- _Required task_: Retype each entry below, keeping every character the same.

- _Supplied data_:
○ ○ ○ ○ ○

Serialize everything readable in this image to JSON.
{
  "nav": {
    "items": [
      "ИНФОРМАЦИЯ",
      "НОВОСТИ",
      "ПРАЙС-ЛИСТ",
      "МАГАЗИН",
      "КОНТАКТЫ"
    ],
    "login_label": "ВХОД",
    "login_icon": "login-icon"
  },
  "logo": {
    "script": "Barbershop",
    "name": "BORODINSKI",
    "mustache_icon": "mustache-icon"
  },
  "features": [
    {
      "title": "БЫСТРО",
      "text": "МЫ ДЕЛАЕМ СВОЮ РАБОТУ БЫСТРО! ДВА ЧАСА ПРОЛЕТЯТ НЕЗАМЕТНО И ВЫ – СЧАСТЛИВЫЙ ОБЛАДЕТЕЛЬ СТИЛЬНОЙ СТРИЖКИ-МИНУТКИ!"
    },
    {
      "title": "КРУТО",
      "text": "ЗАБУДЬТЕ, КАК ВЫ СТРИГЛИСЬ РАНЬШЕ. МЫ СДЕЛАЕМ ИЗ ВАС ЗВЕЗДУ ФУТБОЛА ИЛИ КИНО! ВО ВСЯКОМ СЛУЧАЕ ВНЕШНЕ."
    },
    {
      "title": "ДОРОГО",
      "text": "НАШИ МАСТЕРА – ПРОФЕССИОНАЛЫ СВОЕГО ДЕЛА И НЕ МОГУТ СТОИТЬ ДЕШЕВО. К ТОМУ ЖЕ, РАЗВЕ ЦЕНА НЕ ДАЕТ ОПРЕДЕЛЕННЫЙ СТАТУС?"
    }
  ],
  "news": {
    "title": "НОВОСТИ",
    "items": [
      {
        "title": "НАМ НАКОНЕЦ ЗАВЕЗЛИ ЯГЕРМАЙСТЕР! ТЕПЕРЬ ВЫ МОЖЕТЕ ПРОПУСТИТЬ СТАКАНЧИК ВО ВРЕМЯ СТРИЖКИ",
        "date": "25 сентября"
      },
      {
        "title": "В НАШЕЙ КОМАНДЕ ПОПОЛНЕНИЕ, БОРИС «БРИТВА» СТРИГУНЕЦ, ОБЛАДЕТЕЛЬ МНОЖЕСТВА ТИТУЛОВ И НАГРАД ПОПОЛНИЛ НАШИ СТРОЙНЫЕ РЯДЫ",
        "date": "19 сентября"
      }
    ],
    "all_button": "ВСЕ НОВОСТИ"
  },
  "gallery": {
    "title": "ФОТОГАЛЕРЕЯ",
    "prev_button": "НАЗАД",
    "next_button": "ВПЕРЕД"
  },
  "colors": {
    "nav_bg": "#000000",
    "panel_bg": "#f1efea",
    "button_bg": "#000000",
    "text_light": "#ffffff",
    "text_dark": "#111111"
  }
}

○ ○ ○ ○ ○

- _Expected answer_:
Serialize everything readable in this image to JSON.
{
  "nav": {
    "items": [
      "ИНФОРМАЦИЯ",
      "НОВОСТИ",
      "ПРАЙС-ЛИСТ",
      "МАГАЗИН",
      "КОНТАКТЫ"
    ],
    "login_label": "ВХОД",
    "login_icon": "login-icon"
  },
  "logo": {
    "script": "Barbershop",
    "name": "BORODINSKI",
    "mustache_icon": "mustache-icon"
  },
  "features": [
    {
      "title": "БЫСТРО",
      "text": "МЫ ДЕЛАЕМ СВОЮ РАБОТУ БЫСТРО! ДВА ЧАСА ПРОЛЕТЯТ НЕЗАМЕТНО И ВЫ – СЧАСТЛИВЫЙ ОБЛАДЕТЕЛЬ СТИЛЬНОЙ СТРИЖКИ-МИНУТКИ!"
    },
    {
      "title": "КРУТО",
      "text": "ЗАБУДЬТЕ, КАК ВЫ СТРИГЛИСЬ РАНЬШЕ. МЫ СДЕЛАЕМ ИЗ ВАС ЗВЕЗДУ ФУТБОЛА ИЛИ КИНО! ВО ВСЯКОМ СЛУЧАЕ ВНЕШНЕ."
    },
    {
      "title": "ДОРОГО",
      "text": "НАШИ МАСТЕРА – ПРОФЕССИОНАЛЫ СВОЕГО ДЕЛА И НЕ МОГУТ СТОИТЬ ДЕШЕВО. К ТОМУ ЖЕ, РАЗВЕ ЦЕНА НЕ ДАЕТ ОПРЕДЕЛЕННЫЙ СТАТУС?"
    }
  ],
  "news": {
    "title": "НОВОСТИ",
    "items": [
      {
        "title": "НАМ НАКОНЕЦ ЗАВЕЗЛИ ЯГЕРМАЙСТЕР! ТЕПЕРЬ ВЫ МОЖЕТЕ ПРОПУСТИТЬ СТАКАНЧИК ВО ВРЕМЯ СТРИЖКИ",
        "date": "25 сентября"
      },
      {
        "title": "В НАШЕЙ КОМАНДЕ ПОПОЛНЕНИЕ, БОРИС «БРИТВА» СТРИГУНЕЦ, ОБЛАДЕТЕЛЬ МНОЖЕСТВА ТИТУЛОВ И НАГРАД ПОПОЛНИЛ НАШИ СТРОЙНЫЕ РЯДЫ",
        "date": "19 сентября"
      }
    ],
    "all_button": "ВСЕ НОВОСТИ"
  },
  "gallery": {
    "title": "ФОТОГАЛЕРЕЯ",
    "prev_button": "НАЗАД",
    "next_button": "ВПЕРЕД"
  },
  "colors": {
    "nav_bg": "#000000",
    "panel_bg": "#f1efea",
    "button_bg": "#000000",
    "text_light": "#ffffff",
    "text_dark": "#111111"
  }
}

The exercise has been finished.